:: Given request ::
Scan the lines below; pull out those with "doigts".

:: Exercise inputs ::
····················

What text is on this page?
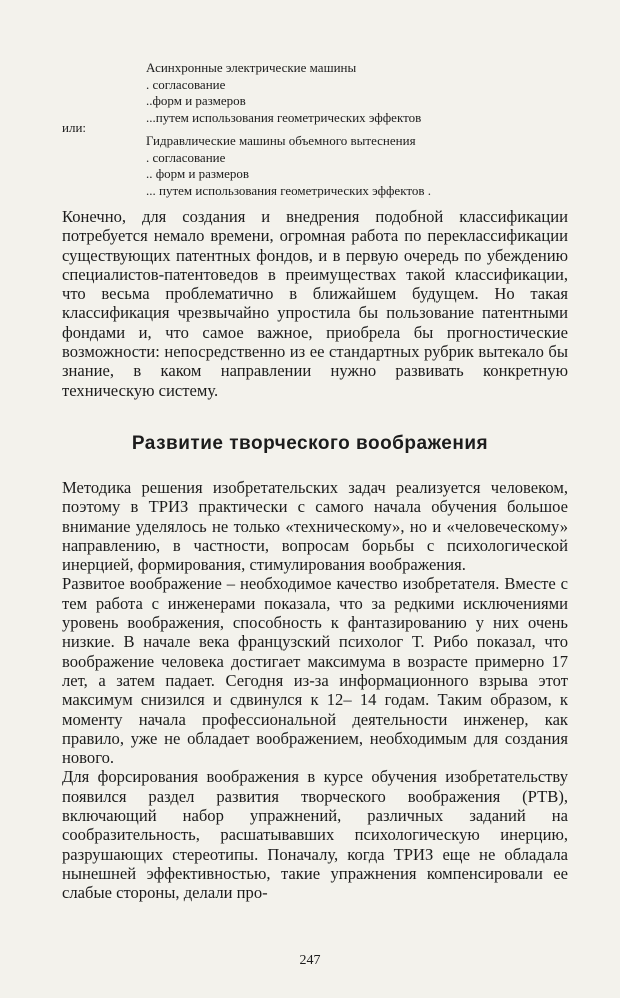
Асинхронные электрические машины
. согласование
..форм и размеров
...путем использования геометрических эффектов
или:
Гидравлические машины объемного вытеснения
. согласование
.. форм и размеров
... путем использования геометрических эффектов .

Конечно, для создания и внедрения подобной классификации потребуется немало времени, огромная работа по переклассификации существующих патентных фондов, и в первую очередь по убеждению специалистов-патентоведов в преимуществах такой классификации, что весьма проблематично в ближайшем будущем. Но такая классификация чрезвычайно упростила бы пользование патентными фондами и, что самое важное, приобрела бы прогностические возможности: непосредственно из ее стандартных рубрик вытекало бы знание, в каком направлении нужно развивать конкретную техническую систему.

Развитие творческого воображения

Методика решения изобретательских задач реализуется человеком, поэтому в ТРИЗ практически с самого начала обучения большое внимание уделялось не только «техническому», но и «человеческому» направлению, в частности, вопросам борьбы с психологической инерцией, формирования, стимулирования воображения.

Развитое воображение – необходимое качество изобретателя. Вместе с тем работа с инженерами показала, что за редкими исключениями уровень воображения, способность к фантазированию у них очень низкие. В начале века французский психолог Т. Рибо показал, что воображение человека достигает максимума в возрасте примерно 17 лет, а затем падает. Сегодня из-за информационного взрыва этот максимум снизился и сдвинулся к 12– 14 годам. Таким образом, к моменту начала профессиональной деятельности инженер, как правило, уже не обладает воображением, необходимым для создания нового.

Для форсирования воображения в курсе обучения изобретательству появился раздел развития творческого воображения (РТВ), включающий набор упражнений, различных заданий на сообразительность, расшатывавших психологическую инерцию, разрушающих стереотипы. Поначалу, когда ТРИЗ еще не обладала нынешней эффективностью, такие упражнения компенсировали ее слабые стороны, делали про-

247
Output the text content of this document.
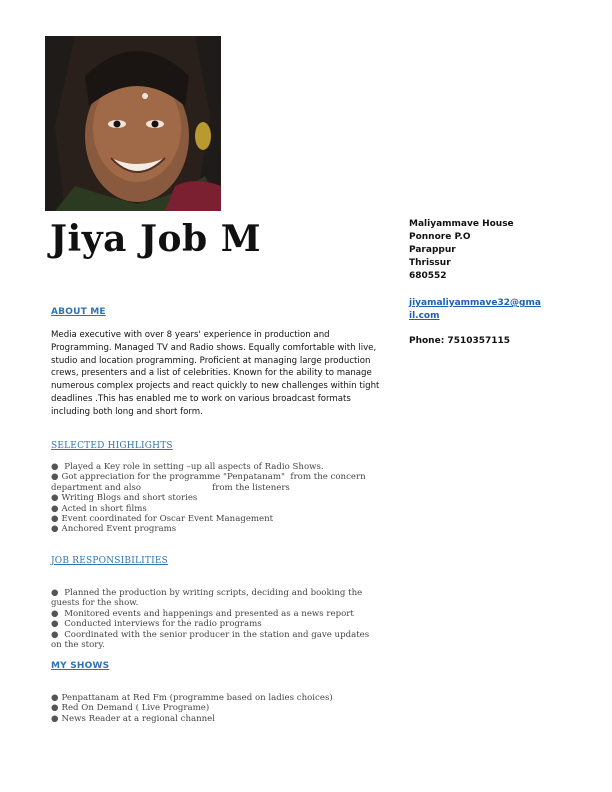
Jiya Job M	Maliyammave House
Ponnore P.O
Parappur
Thrissur
680552
jiyamaliyammave32@gmail.com
Phone: 7510357115
ABOUT ME

Media executive with over 8 years' experience in production and Programming. Managed TV and Radio shows. Equally comfortable with live, studio and location programming. Proficient at managing large production crews, presenters and a list of celebrities. Known for the ability to manage numerous complex projects and react quickly to new challenges within tight deadlines .This has enabled me to work on various broadcast formats including both long and short form.

SELECTED HIGHLIGHTS
● Played a Key role in setting –up all aspects of Radio Shows.
● Got appreciation for the programme "Penpatanam"  from the concern department and also                          from the listeners
● Writing Blogs and short stories
● Acted in short films
● Event coordinated for Oscar Event Management
● Anchored Event programs
JOB RESPONSIBILITIES
● Planned the production by writing scripts, deciding and booking the guests for the show.
● Monitored events and happenings and presented as a news report
● Conducted interviews for the radio programs
● Coordinated with the senior producer in the station and gave updates on the story.
MY SHOWS
● Penpattanam at Red Fm (programme based on ladies choices)
● Red On Demand ( Live Programe)
● News Reader at a regional channel
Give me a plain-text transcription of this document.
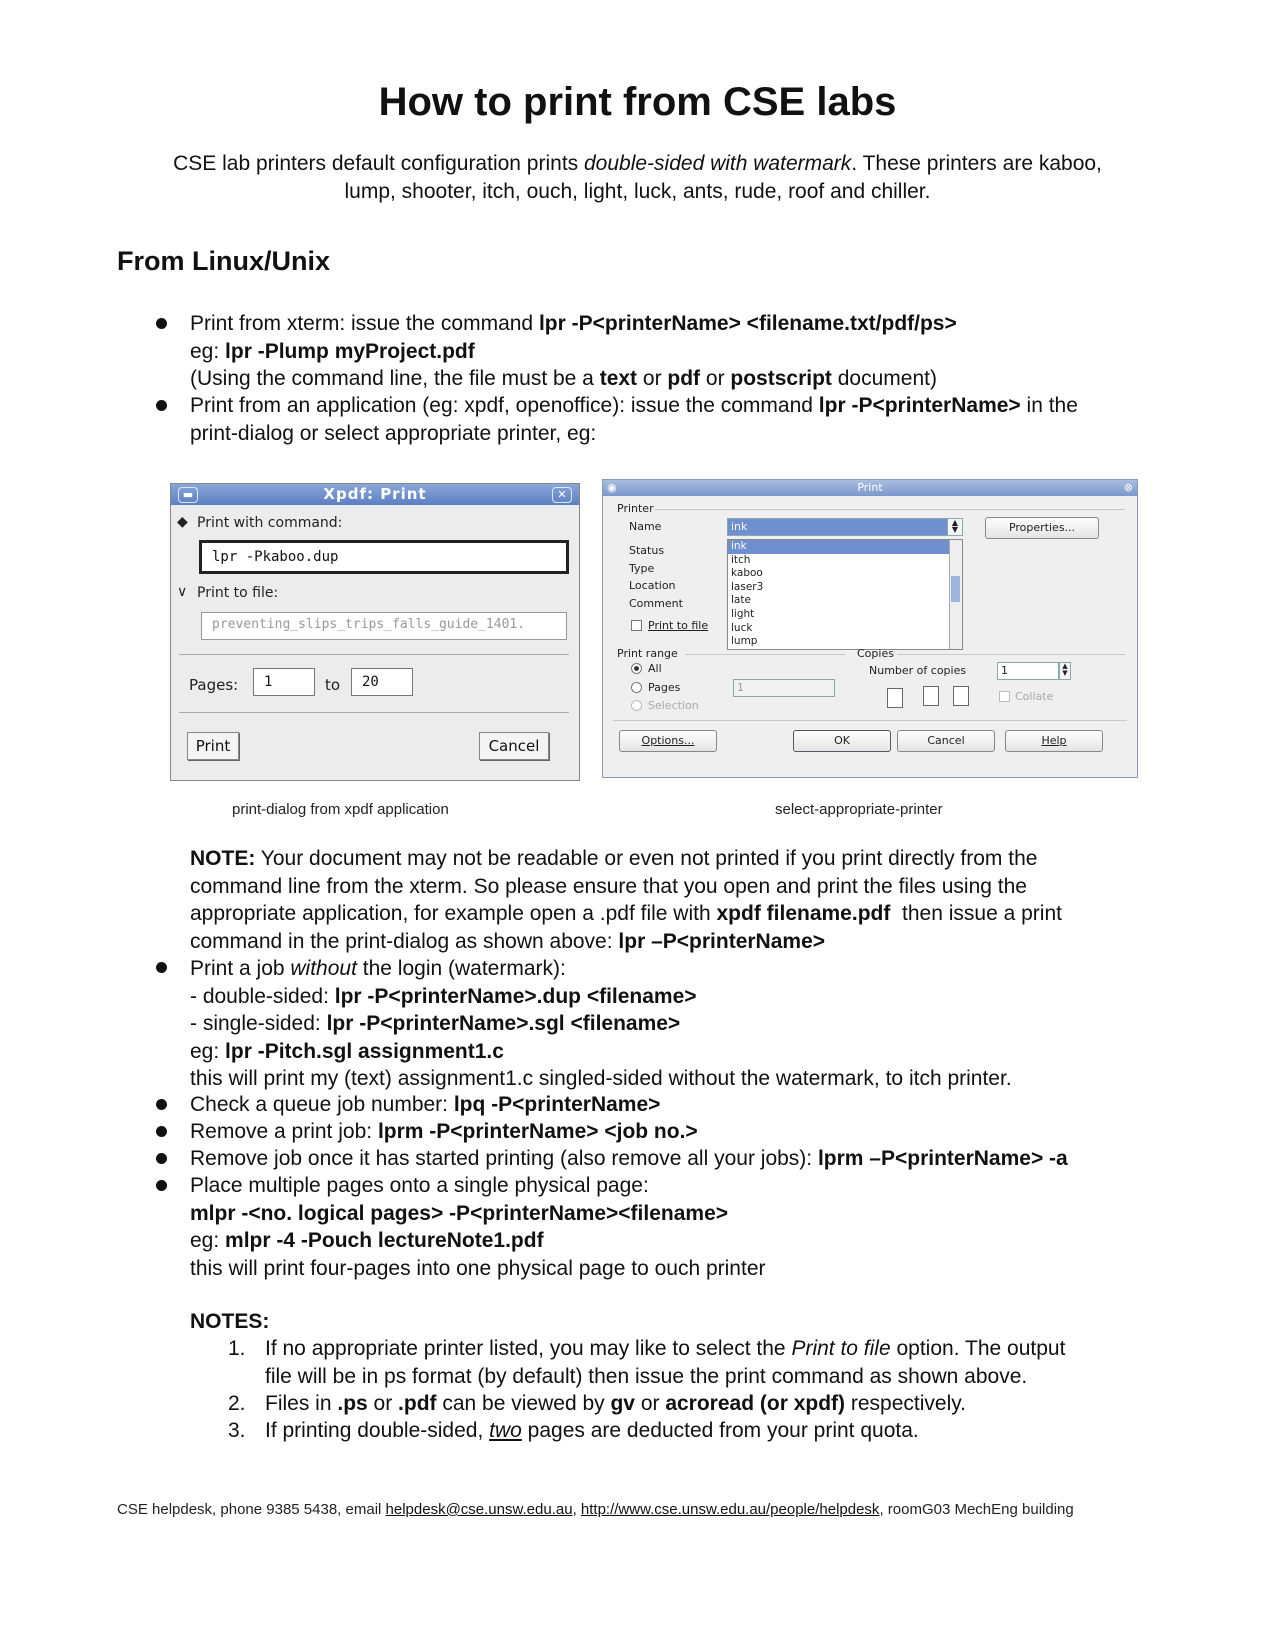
How to print from CSE labs
CSE lab printers default configuration prints double-sided with watermark. These printers are kaboo,
lump, shooter, itch, ouch, light, luck, ants, rude, roof and chiller.
From Linux/Unix
Print from xterm: issue the command lpr -P<printerName> <filename.txt/pdf/ps>
eg: lpr -Plump myProject.pdf
(Using the command line, the file must be a text or pdf or postscript document)
Print from an application (eg: xpdf, openoffice): issue the command lpr -P<printerName> in the
print-dialog or select appropriate printer, eg:
Xpdf: Print
▬	✕
◆ Print with command:
lpr -Pkaboo.dup
∨ Print to file:
preventing_slips_trips_falls_guide_1401.
Pages:	1	to	20
Print	Cancel
Print
◉	⊗
Printer
Name	ink	▲
▼	Properties...
Status
Type
Location
Comment
Print to file
ink
itch
kaboo
laser3
late
light
luck
lump
Print range
All
Pages	1
Selection
Copies
Number of copies	1	▲
▼
Collate
Options...	OK	Cancel	Help
print-dialog from xpdf application	select-appropriate-printer
NOTE: Your document may not be readable or even not printed if you print directly from the
command line from the xterm. So please ensure that you open and print the files using the
appropriate application, for example open a .pdf file with xpdf filename.pdf  then issue a print
command in the print-dialog as shown above: lpr –P<printerName>
Print a job without the login (watermark):
- double-sided: lpr -P<printerName>.dup <filename>
- single-sided: lpr -P<printerName>.sgl <filename>
eg: lpr -Pitch.sgl assignment1.c
this will print my (text) assignment1.c singled-sided without the watermark, to itch printer.
Check a queue job number: lpq -P<printerName>
Remove a print job: lprm -P<printerName> <job no.>
Remove job once it has started printing (also remove all your jobs): lprm –P<printerName> -a
Place multiple pages onto a single physical page:
mlpr -<no. logical pages> -P<printerName><filename>
eg: mlpr -4 -Pouch lectureNote1.pdf
this will print four-pages into one physical page to ouch printer
NOTES:
1. If no appropriate printer listed, you may like to select the Print to file option. The output
file will be in ps format (by default) then issue the print command as shown above.
2. Files in .ps or .pdf can be viewed by gv or acroread (or xpdf) respectively.
3. If printing double-sided, two pages are deducted from your print quota.
CSE helpdesk, phone 9385 5438, email helpdesk@cse.unsw.edu.au, http://www.cse.unsw.edu.au/people/helpdesk, roomG03 MechEng building
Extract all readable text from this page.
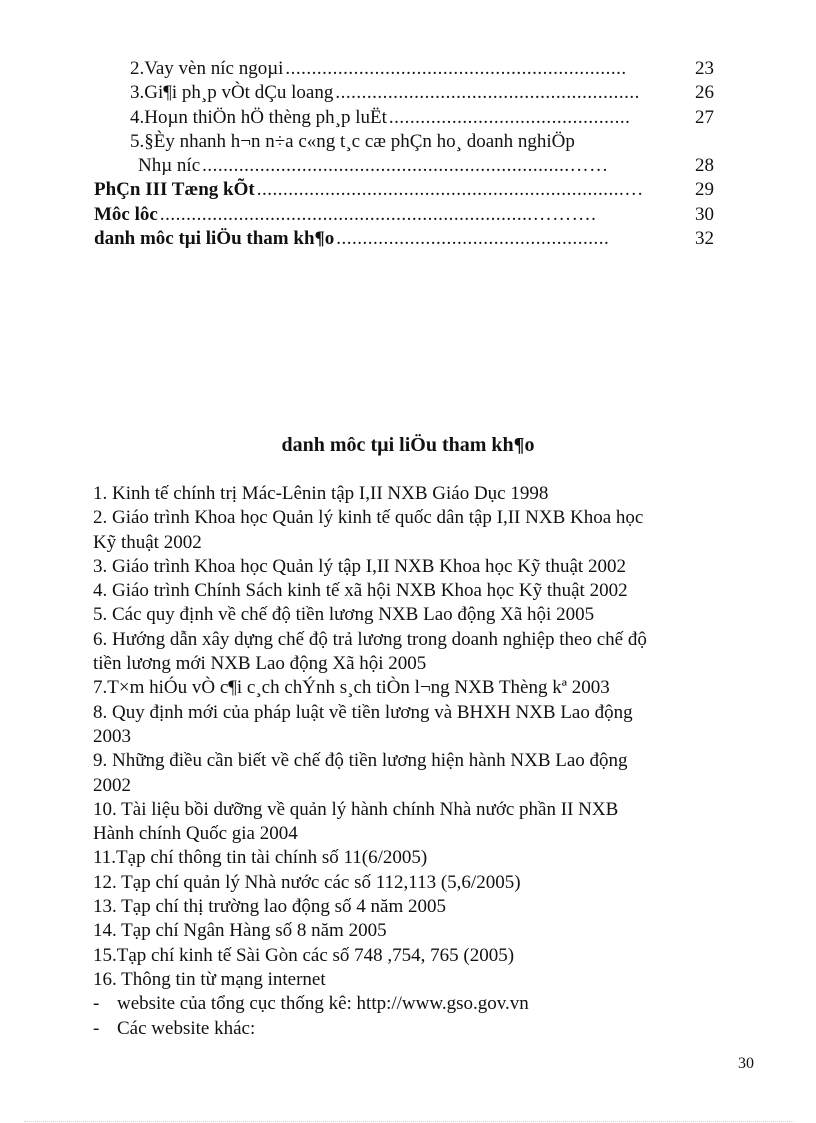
2.Vay vèn níc ngoµi .................................................................	23
3.Gi¶i ph¸p vÒt dÇu loang ..........................................................	26
4.Hoµn thiÖn hÖ thèng ph¸p luËt ..............................................	27
5.§Èy nhanh h¬n n÷a c«ng t¸c cæ phÇn ho¸ doanh nghiÖp
Nhµ níc ......................................................................……	28
PhÇn III Tæng kÕt ......................................................................…	29
Môc lôc .......................................................................……….	30
danh môc tµi liÖu tham kh¶o ....................................................	32
danh môc tµi liÖu tham kh¶o
1. Kinh tế chính trị Mác-Lênin tập I,II NXB Giáo Dục 1998
2. Giáo trình Khoa học Quản lý kinh tế quốc dân tập I,II NXB Khoa học
Kỹ thuật 2002
3. Giáo trình Khoa học Quản lý tập I,II NXB Khoa học Kỹ thuật 2002
4. Giáo trình Chính Sách kinh tế xã hội NXB Khoa học Kỹ thuật 2002
5. Các quy định về chế độ tiền lương NXB Lao động Xã hội 2005
6. Hướng dẫn xây dựng chế độ trả lương trong doanh nghiệp theo chế độ
tiền lương mới NXB Lao động Xã hội 2005
7.T×m hiÓu vÒ c¶i c¸ch chÝnh s¸ch tiÒn l¬ng NXB Thèng kª 2003
8. Quy định mới của pháp luật về tiền lương và BHXH NXB Lao động
2003
9. Những điều cần biết về chế độ tiền lương hiện hành NXB Lao động
2002
10. Tài liệu bồi dưỡng về quản lý hành chính Nhà nước phần II NXB
Hành chính Quốc gia 2004
11.Tạp chí thông tin tài chính số 11(6/2005)
12. Tạp chí quản lý Nhà nước các số 112,113 (5,6/2005)
13. Tạp chí thị trường lao động số 4 năm 2005
14. Tạp chí Ngân Hàng số 8 năm 2005
15.Tạp chí kinh tế Sài Gòn các số 748 ,754, 765 (2005)
16. Thông tin từ mạng internet
- website của tổng cục thống kê: http://www.gso.gov.vn
- Các website khác:
30
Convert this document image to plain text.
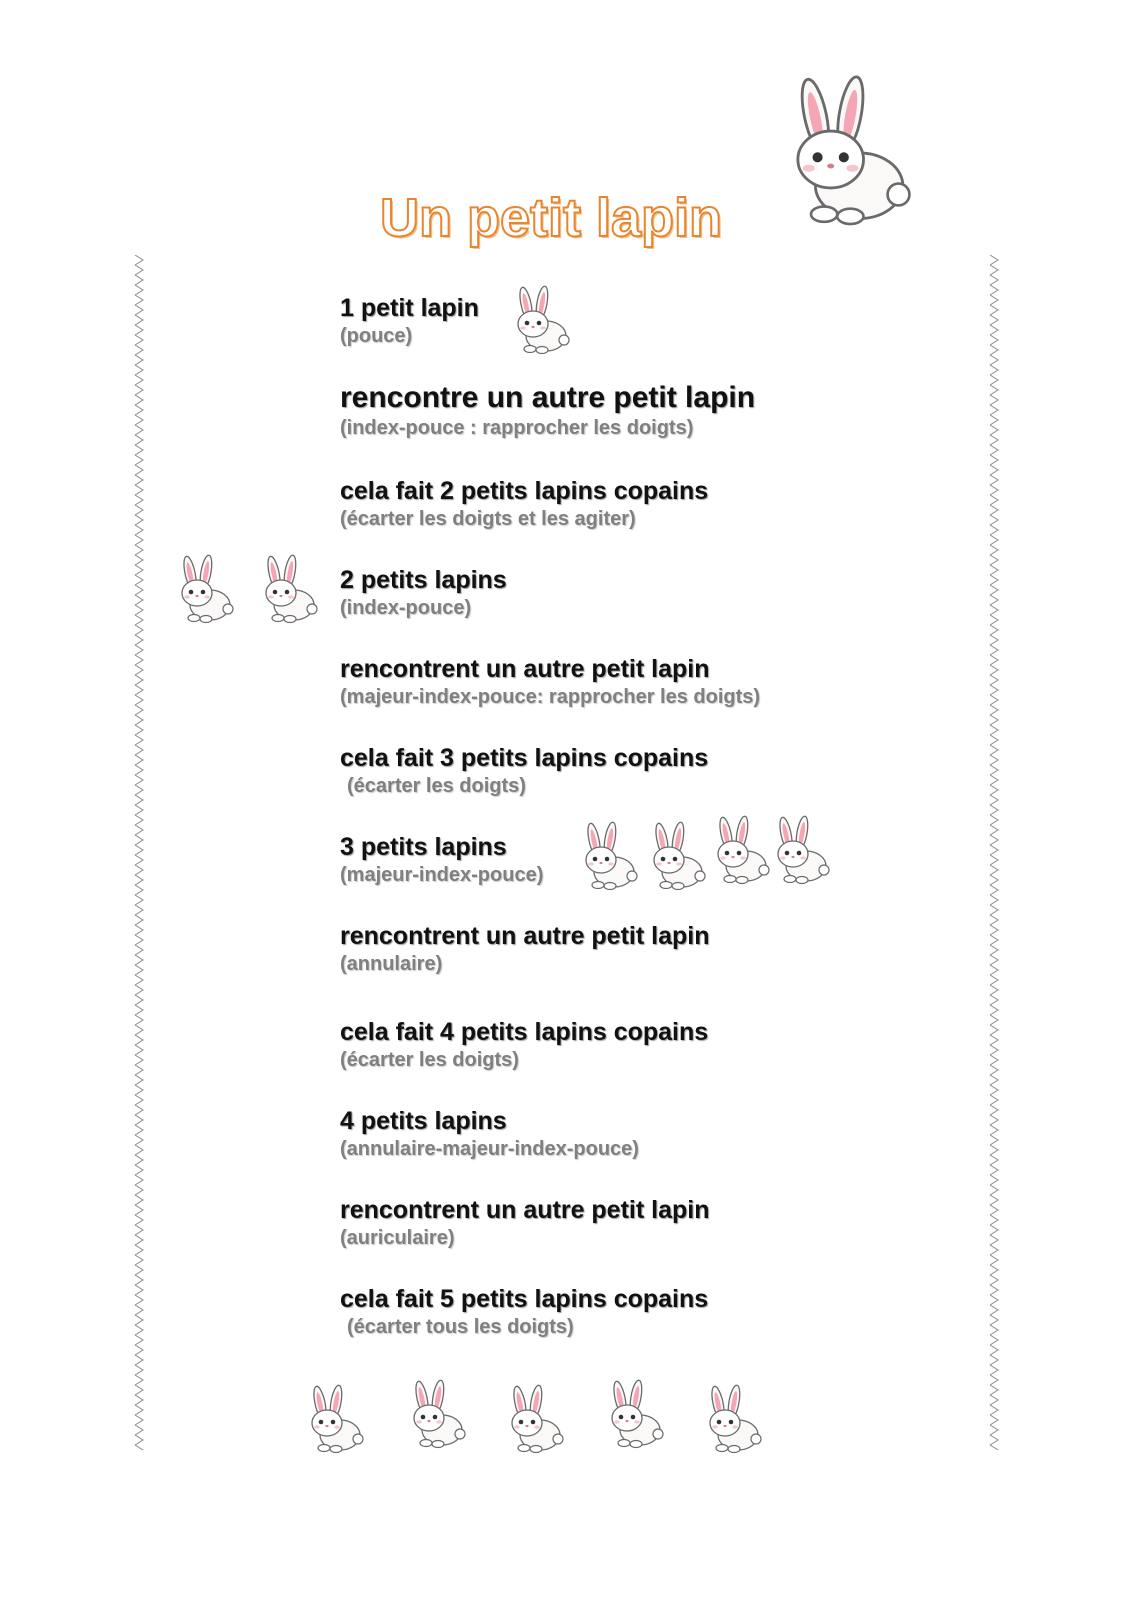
Un petit lapin
1 petit lapin
(pouce)
rencontre un autre petit lapin
(index-pouce : rapprocher les doigts)
cela fait 2 petits lapins copains
(écarter les doigts et les agiter)
2 petits lapins
(index-pouce)
rencontrent un autre petit lapin
(majeur-index-pouce: rapprocher les doigts)
cela fait 3 petits lapins copains
(écarter les doigts)
3 petits lapins
(majeur-index-pouce)
rencontrent un autre petit lapin
(annulaire)
cela fait 4 petits lapins copains
(écarter les doigts)
4 petits lapins
(annulaire-majeur-index-pouce)
rencontrent un autre petit lapin
(auriculaire)
cela fait 5 petits lapins copains
(écarter tous les doigts)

····················

:: Complete answer ::
(index-pouce : rapprocher les doigts)
(écarter les doigts et les agiter)
(majeur-index-pouce: rapprocher les doigts)
(écarter les doigts)
(écarter les doigts)
(écarter tous les doigts)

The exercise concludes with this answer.